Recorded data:
begin

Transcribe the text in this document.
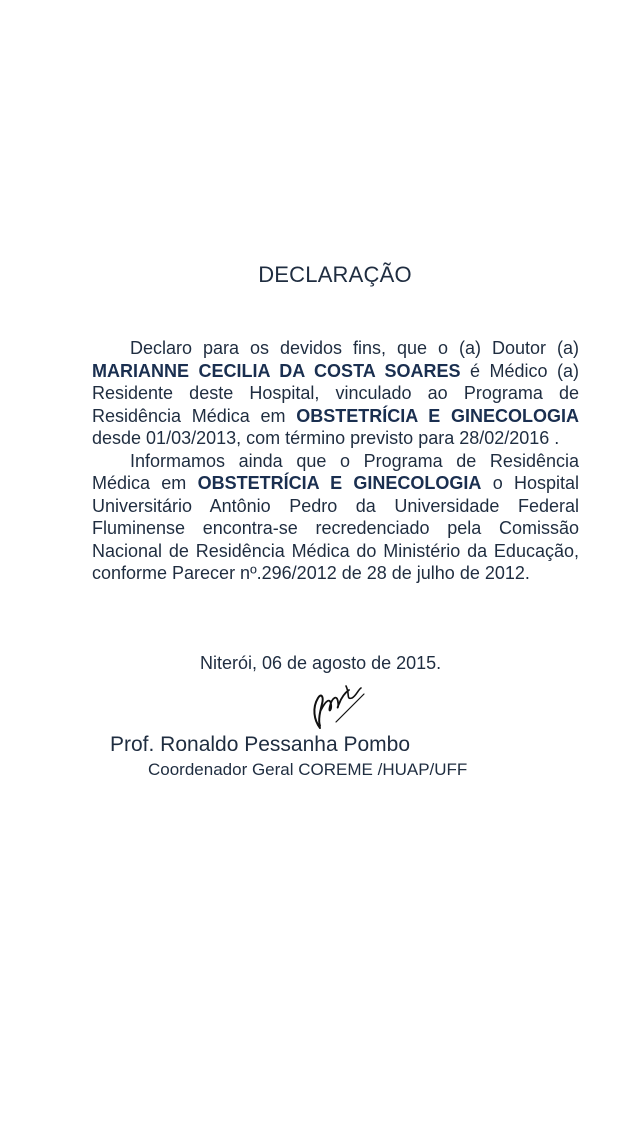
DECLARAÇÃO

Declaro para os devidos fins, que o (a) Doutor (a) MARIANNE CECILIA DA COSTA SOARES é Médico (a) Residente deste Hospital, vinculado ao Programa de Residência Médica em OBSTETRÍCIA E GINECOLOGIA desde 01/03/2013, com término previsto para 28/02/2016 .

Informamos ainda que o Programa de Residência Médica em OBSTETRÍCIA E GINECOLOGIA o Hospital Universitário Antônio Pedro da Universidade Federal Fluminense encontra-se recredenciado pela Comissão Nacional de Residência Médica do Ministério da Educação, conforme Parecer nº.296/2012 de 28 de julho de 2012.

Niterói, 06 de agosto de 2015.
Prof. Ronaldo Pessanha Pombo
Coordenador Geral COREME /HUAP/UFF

end
begin

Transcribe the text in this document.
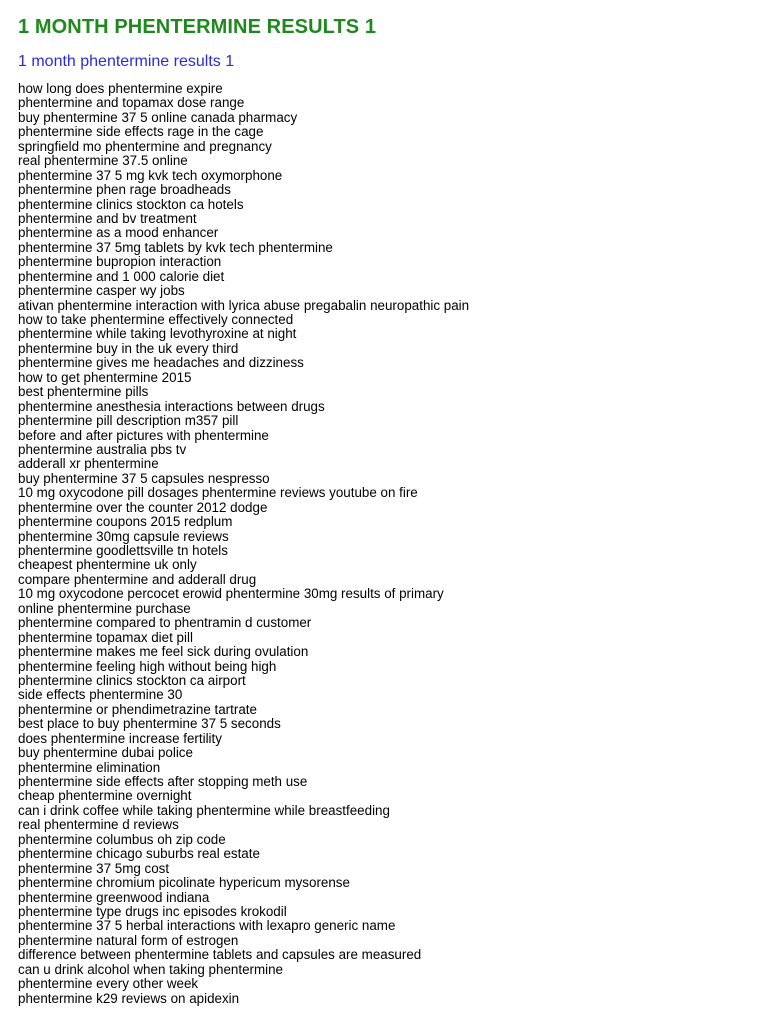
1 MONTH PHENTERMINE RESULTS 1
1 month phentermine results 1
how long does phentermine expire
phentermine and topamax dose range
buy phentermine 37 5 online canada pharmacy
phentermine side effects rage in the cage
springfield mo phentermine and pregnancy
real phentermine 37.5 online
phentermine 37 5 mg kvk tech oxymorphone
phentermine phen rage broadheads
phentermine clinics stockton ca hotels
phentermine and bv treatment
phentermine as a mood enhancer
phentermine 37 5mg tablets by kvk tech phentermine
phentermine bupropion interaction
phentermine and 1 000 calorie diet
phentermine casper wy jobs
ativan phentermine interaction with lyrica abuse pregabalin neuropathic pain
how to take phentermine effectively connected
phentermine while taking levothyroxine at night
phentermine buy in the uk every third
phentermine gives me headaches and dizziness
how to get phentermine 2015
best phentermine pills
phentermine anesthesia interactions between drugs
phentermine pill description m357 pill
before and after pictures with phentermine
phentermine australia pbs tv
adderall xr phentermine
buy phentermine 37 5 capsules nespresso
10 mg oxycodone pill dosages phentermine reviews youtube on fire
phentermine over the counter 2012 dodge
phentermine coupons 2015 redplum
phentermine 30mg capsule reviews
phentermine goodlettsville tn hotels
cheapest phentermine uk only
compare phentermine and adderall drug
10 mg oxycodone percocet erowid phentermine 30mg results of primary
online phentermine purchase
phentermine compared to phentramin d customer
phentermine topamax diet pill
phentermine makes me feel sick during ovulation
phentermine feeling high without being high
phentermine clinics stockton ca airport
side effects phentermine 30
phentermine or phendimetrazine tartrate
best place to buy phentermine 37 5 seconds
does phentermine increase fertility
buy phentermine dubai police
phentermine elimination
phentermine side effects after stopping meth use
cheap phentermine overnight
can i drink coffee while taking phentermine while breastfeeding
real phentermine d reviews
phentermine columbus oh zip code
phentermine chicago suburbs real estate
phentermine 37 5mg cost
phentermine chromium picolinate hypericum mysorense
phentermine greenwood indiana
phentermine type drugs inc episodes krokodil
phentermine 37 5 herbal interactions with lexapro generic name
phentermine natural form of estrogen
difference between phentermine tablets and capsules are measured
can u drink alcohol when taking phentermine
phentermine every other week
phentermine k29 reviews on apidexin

end

→ Directions:
Across the data above, how many lines include the word "hotels"? Give only the count.

→ Solution to this exercise:
2